Work to be completed:
Note each line of the listing that contains the string "Anthropology", and copy it.

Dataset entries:
<<<<

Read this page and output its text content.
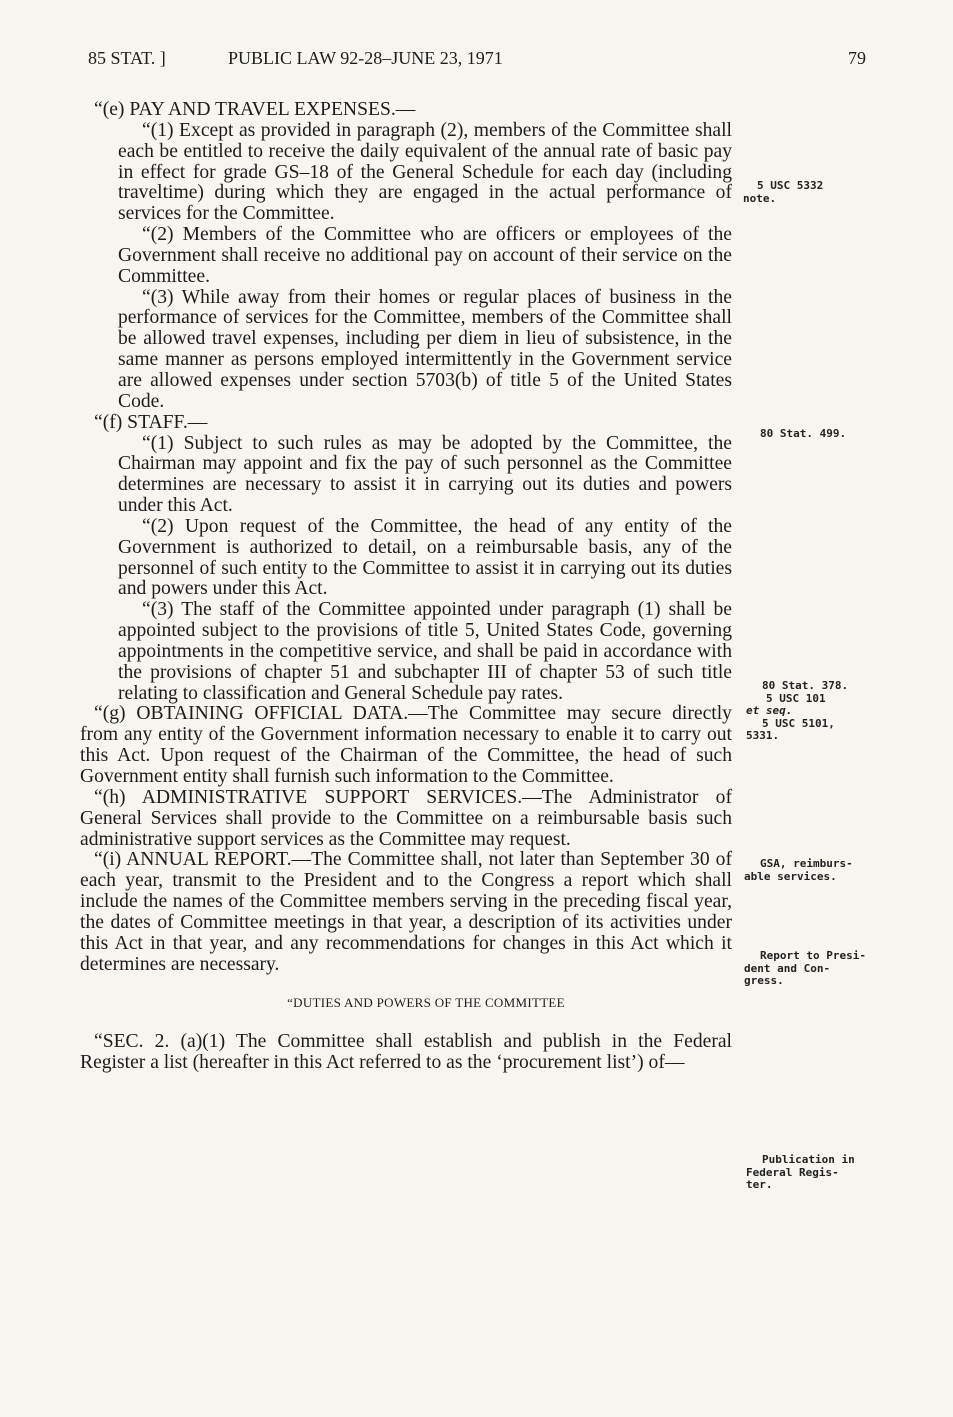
85 STAT. ]	PUBLIC LAW 92-28–JUNE 23, 1971	79

“(e) PAY AND TRAVEL EXPENSES.—

“(1) Except as provided in paragraph (2), members of the Committee shall each be entitled to receive the daily equivalent of the annual rate of basic pay in effect for grade GS–18 of the General Schedule for each day (including traveltime) during which they are engaged in the actual performance of services for the Committee.

“(2) Members of the Committee who are officers or employees of the Government shall receive no additional pay on account of their service on the Committee.

“(3) While away from their homes or regular places of business in the performance of services for the Committee, members of the Committee shall be allowed travel expenses, including per diem in lieu of subsistence, in the same manner as persons employed intermittently in the Government service are allowed expenses under section 5703(b) of title 5 of the United States Code.

“(f) STAFF.—

“(1) Subject to such rules as may be adopted by the Committee, the Chairman may appoint and fix the pay of such personnel as the Committee determines are necessary to assist it in carrying out its duties and powers under this Act.

“(2) Upon request of the Committee, the head of any entity of the Government is authorized to detail, on a reimbursable basis, any of the personnel of such entity to the Committee to assist it in carrying out its duties and powers under this Act.

“(3) The staff of the Committee appointed under paragraph (1) shall be appointed subject to the provisions of title 5, United States Code, governing appointments in the competitive service, and shall be paid in accordance with the provisions of chapter 51 and subchapter III of chapter 53 of such title relating to classification and General Schedule pay rates.

“(g) OBTAINING OFFICIAL DATA.—The Committee may secure directly from any entity of the Government information necessary to enable it to carry out this Act. Upon request of the Chairman of the Committee, the head of such Government entity shall furnish such information to the Committee.

“(h) ADMINISTRATIVE SUPPORT SERVICES.—The Administrator of General Services shall provide to the Committee on a reimbursable basis such administrative support services as the Committee may request.

“(i) ANNUAL REPORT.—The Committee shall, not later than September 30 of each year, transmit to the President and to the Congress a report which shall include the names of the Committee members serving in the preceding fiscal year, the dates of Committee meetings in that year, a description of its activities under this Act in that year, and any recommendations for changes in this Act which it determines are necessary.

“DUTIES AND POWERS OF THE COMMITTEE

“SEC. 2. (a)(1) The Committee shall establish and publish in the Federal Register a list (hereafter in this Act referred to as the ‘procurement list’) of—

5 USC 5332
note.
80 Stat. 499.
80 Stat. 378.
5 USC 101
et seq.
5 USC 5101,
5331.
GSA, reimburs-
able services.
Report to Presi-
dent and Con-
gress.
Publication in
Federal Regis-
ter.
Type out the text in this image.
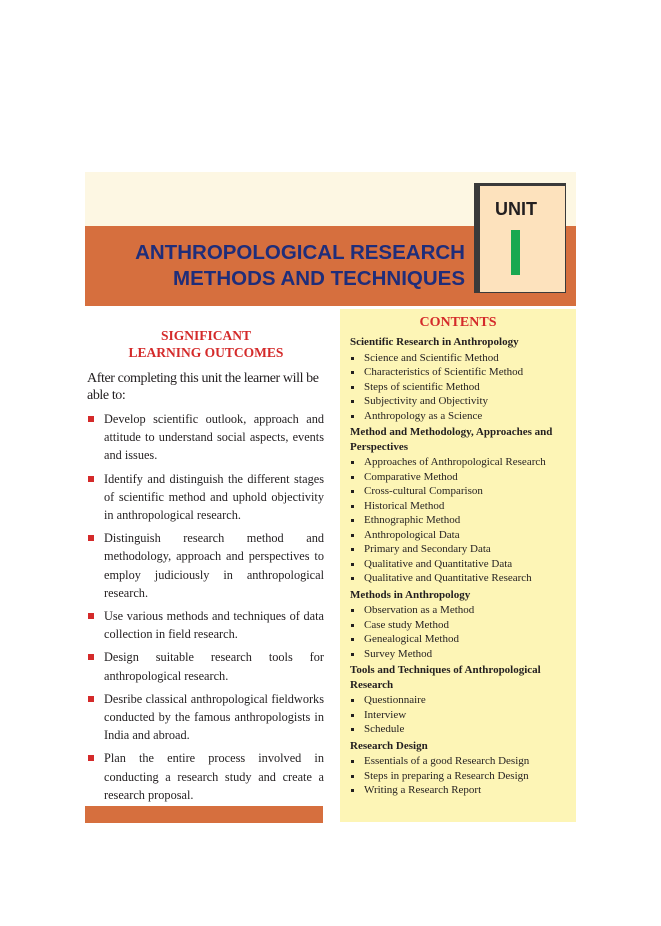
ANTHROPOLOGICAL RESEARCH
METHODS AND TECHNIQUES
UNIT
SIGNIFICANT
LEARNING OUTCOMES
After completing this unit the learner will be able to:
Develop scientific outlook, approach and attitude to understand social aspects, events and issues.
Identify and distinguish the different stages of scientific method and uphold objectivity in anthropological research.
Distinguish research method and methodology, approach and perspectives to employ judiciously in anthropological research.
Use various methods and techniques of data collection in field research.
Design suitable research tools for anthropological research.
Desribe classical anthropological fieldworks conducted by the famous anthropologists in India and abroad.
Plan the entire process involved in conducting a research study and create a research proposal.
CONTENTS
Scientific Research in Anthropology
Science and Scientific Method
Characteristics of Scientific Method
Steps of scientific Method
Subjectivity and Objectivity
Anthropology as a Science
Method and Methodology, Approaches and Perspectives
Approaches of Anthropological Research
Comparative Method
Cross-cultural Comparison
Historical Method
Ethnographic Method
Anthropological Data
Primary and Secondary Data
Qualitative and Quantitative Data
Qualitative and Quantitative Research
Methods in Anthropology
Observation as a Method
Case study Method
Genealogical Method
Survey Method
Tools and Techniques of Anthropological Research
Questionnaire
Interview
Schedule
Research Design
Essentials of a good Research Design
Steps in preparing a Research Design
Writing a Research Report
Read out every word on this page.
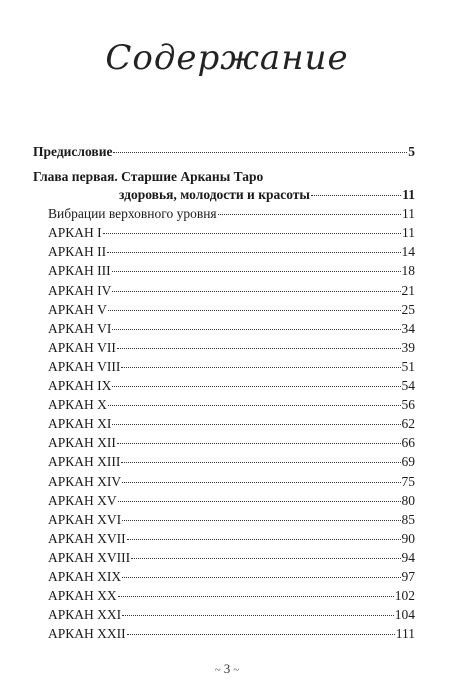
Содержание
Предисловие	5
Глава первая. Старшие Арканы Таро
здоровья, молодости и красоты	11
Вибрации верховного уровня	11
АРКАН I	11
АРКАН II	14
АРКАН III	18
АРКАН IV	21
АРКАН V	25
АРКАН VI	34
АРКАН VII	39
АРКАН VIII	51
АРКАН IX	54
АРКАН X	56
АРКАН XI	62
АРКАН XII	66
АРКАН XIII	69
АРКАН XIV	75
АРКАН XV	80
АРКАН XVI	85
АРКАН XVII	90
АРКАН XVIII	94
АРКАН XIX	97
АРКАН XX	102
АРКАН XXI	104
АРКАН XXII	111
~ 3 ~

>>>>

Finished task:
Scientific Research in Anthropology
Anthropology as a Science
Methods in Anthropology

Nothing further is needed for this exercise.